DIRECTIVE:
Scan the lines below; pull out those with "name".
# Start of PROVIDED RECORDS
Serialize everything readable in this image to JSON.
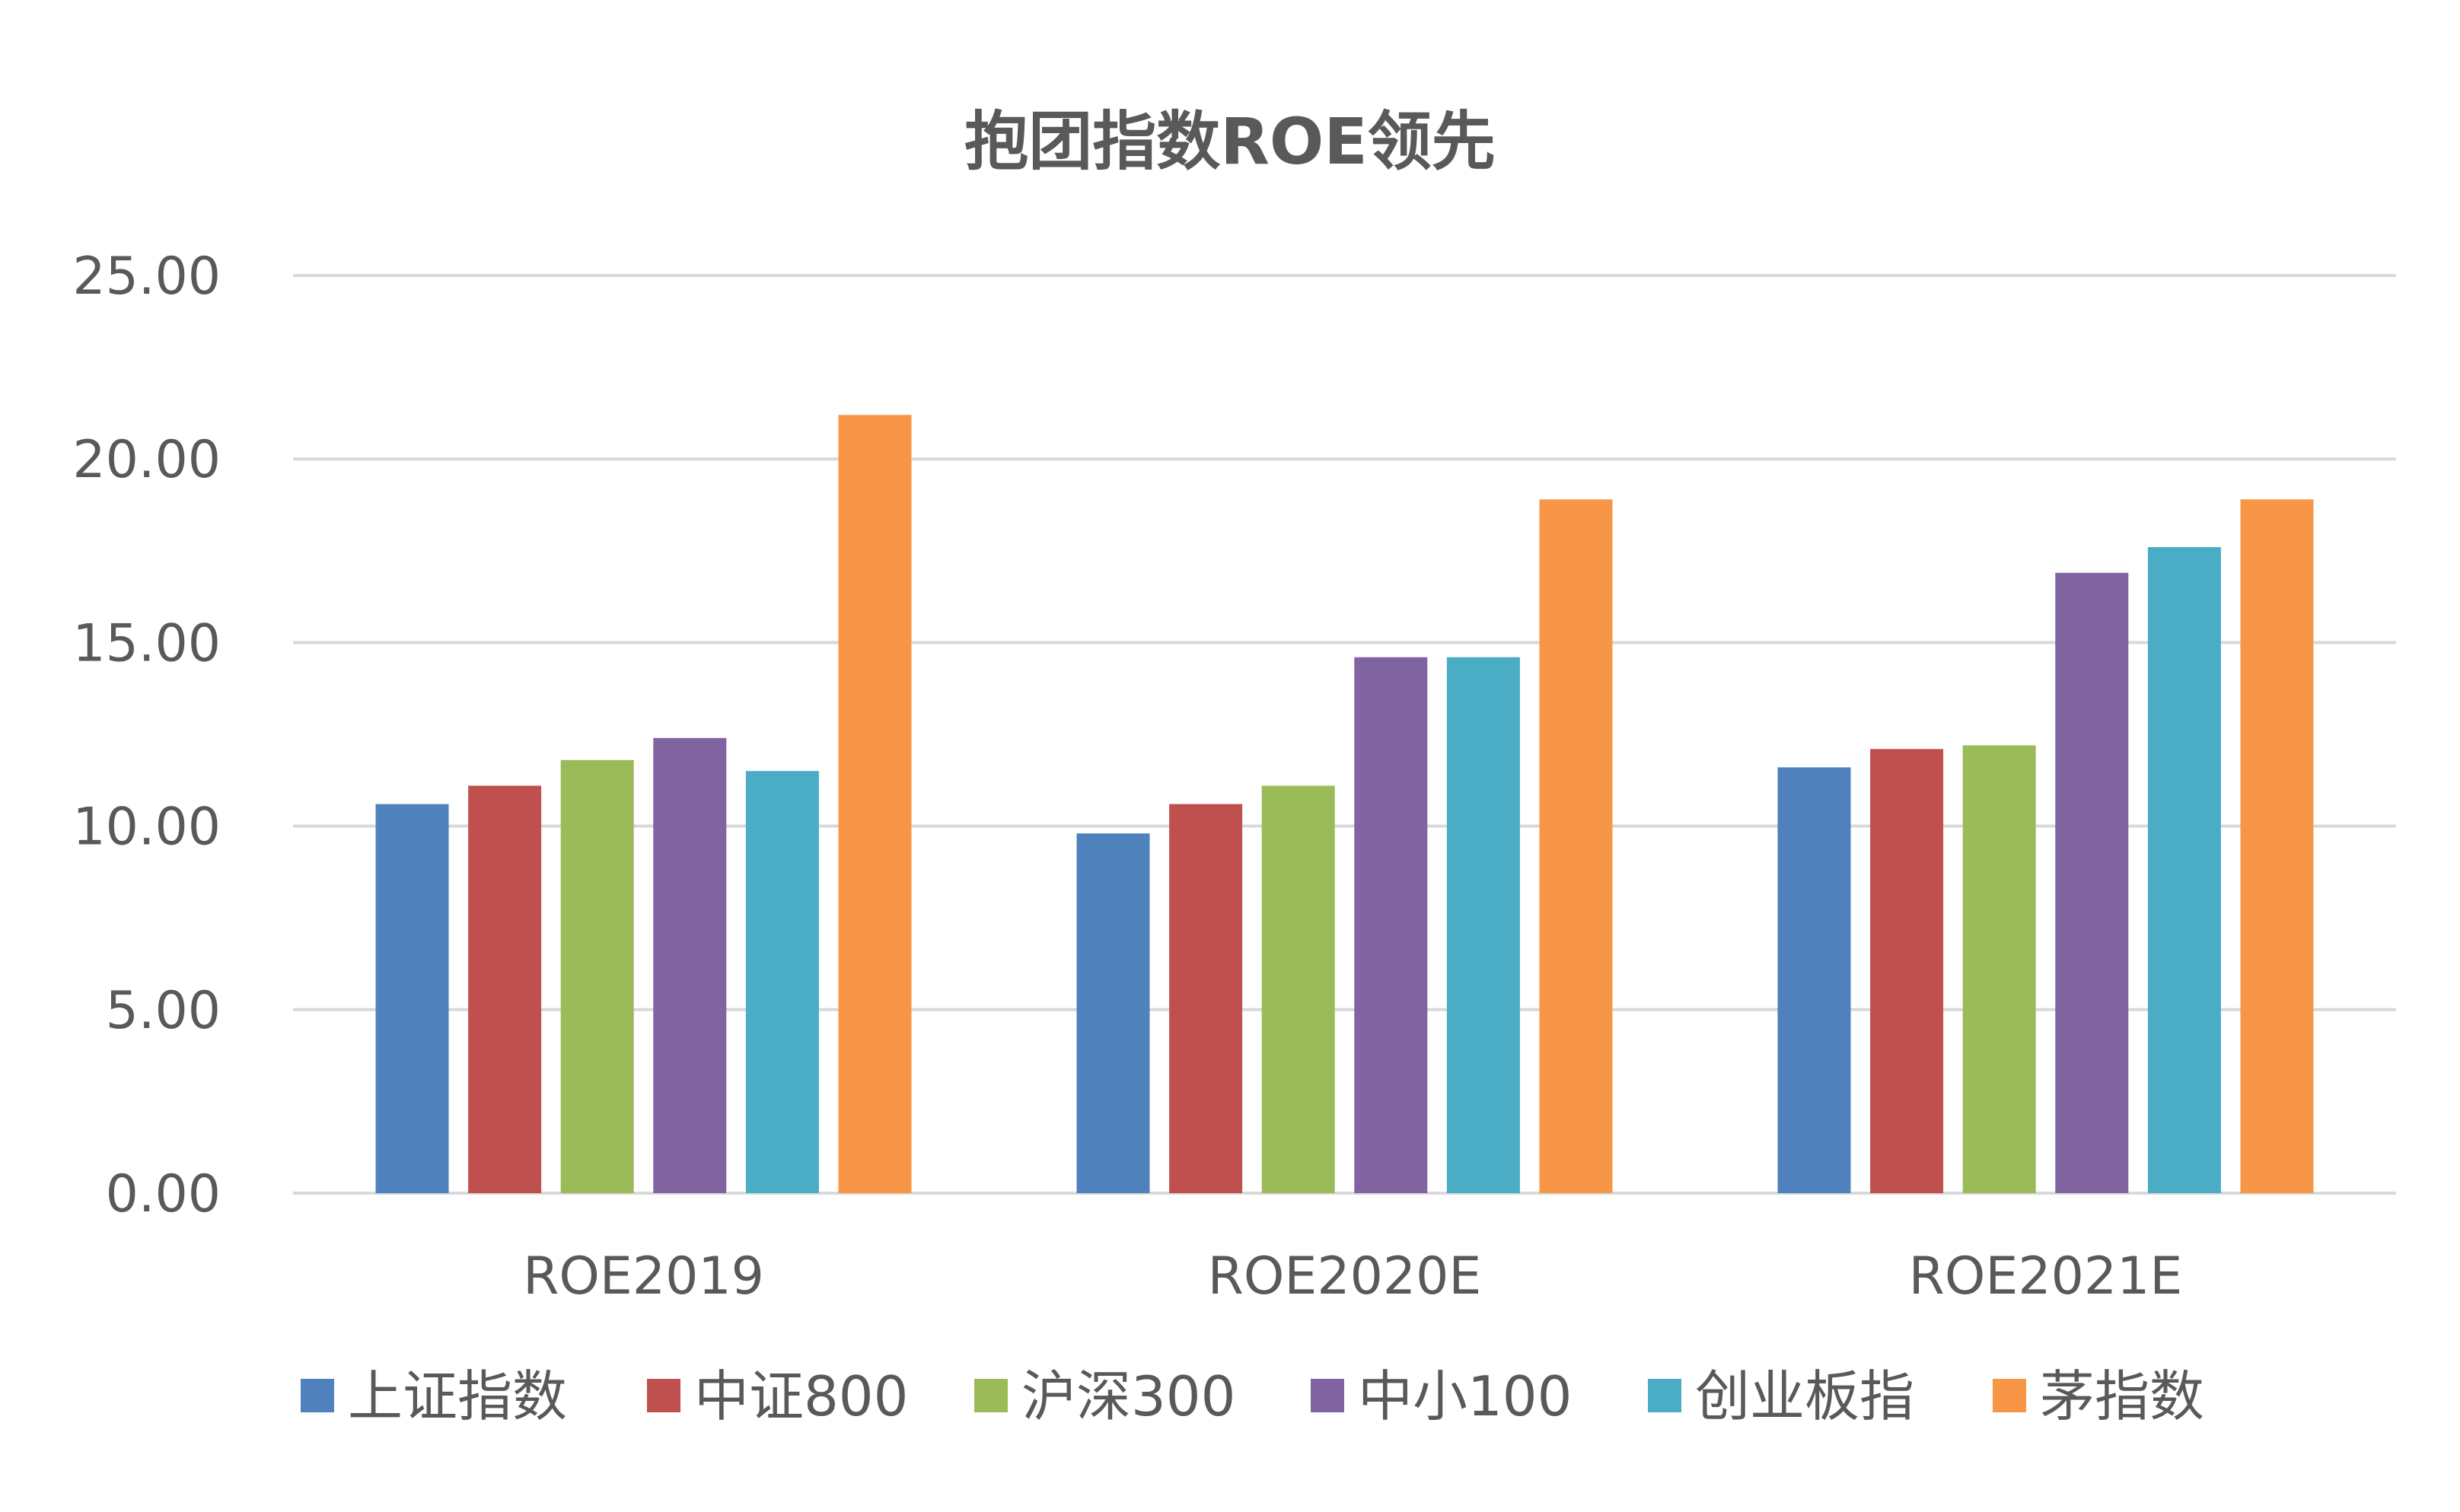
{
  "chart_data": {
    "type": "bar",
    "title": "抱团指数ROE领先",
    "xlabel": "",
    "ylabel": "",
    "ylim": [
      0,
      25
    ],
    "yticks": [
      "0.00",
      "5.00",
      "10.00",
      "15.00",
      "20.00",
      "25.00"
    ],
    "grid": true,
    "legend_position": "bottom",
    "categories": [
      "ROE2019",
      "ROE2020E",
      "ROE2021E"
    ],
    "series": [
      {
        "name": "上证指数",
        "color": "#4F81BD",
        "values": [
          10.6,
          9.8,
          11.6
        ]
      },
      {
        "name": "中证800",
        "color": "#C0504D",
        "values": [
          11.1,
          10.6,
          12.1
        ]
      },
      {
        "name": "沪深300",
        "color": "#9BBB59",
        "values": [
          11.8,
          11.1,
          12.2
        ]
      },
      {
        "name": "中小100",
        "color": "#8064A2",
        "values": [
          12.4,
          14.6,
          16.9
        ]
      },
      {
        "name": "创业板指",
        "color": "#4BACC6",
        "values": [
          11.5,
          14.6,
          17.6
        ]
      },
      {
        "name": "茅指数",
        "color": "#F79646",
        "values": [
          21.2,
          18.9,
          18.9
        ]
      }
    ]
  }
}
# End of PROVIDED RECORDS
ANSWER:
        "name": "上证指数",
        "name": "中证800",
        "name": "沪深300",
        "name": "中小100",
        "name": "创业板指",
        "name": "茅指数",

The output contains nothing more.